INFORMATION SUPPLIED:
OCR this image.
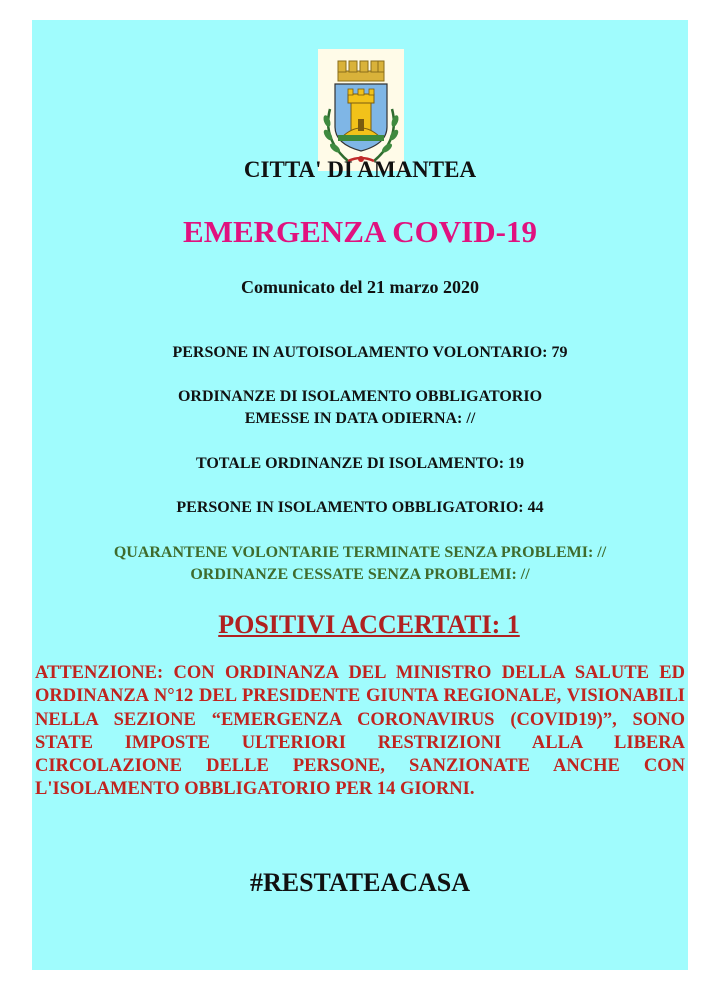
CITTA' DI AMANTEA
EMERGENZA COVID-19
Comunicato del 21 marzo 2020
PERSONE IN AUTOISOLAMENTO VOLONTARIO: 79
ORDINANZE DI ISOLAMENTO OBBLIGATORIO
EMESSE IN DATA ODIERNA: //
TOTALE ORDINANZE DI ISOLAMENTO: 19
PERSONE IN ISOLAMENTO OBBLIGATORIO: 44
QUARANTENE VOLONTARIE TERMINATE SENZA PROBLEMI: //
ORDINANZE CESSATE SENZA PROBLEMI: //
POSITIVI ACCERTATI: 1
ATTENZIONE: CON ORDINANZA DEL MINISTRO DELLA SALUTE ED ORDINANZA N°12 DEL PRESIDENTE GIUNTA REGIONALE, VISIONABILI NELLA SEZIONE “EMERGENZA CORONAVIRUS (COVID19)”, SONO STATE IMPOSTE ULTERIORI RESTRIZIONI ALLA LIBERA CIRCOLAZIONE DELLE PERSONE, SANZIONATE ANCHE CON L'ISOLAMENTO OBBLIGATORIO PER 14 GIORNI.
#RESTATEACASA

ACTIVITY:
Given the word "ORDINANZE", show every line of the records that contains it.

EXERCISE SOLUTION:
ORDINANZE DI ISOLAMENTO OBBLIGATORIO
TOTALE ORDINANZE DI ISOLAMENTO: 19
ORDINANZE CESSATE SENZA PROBLEMI: //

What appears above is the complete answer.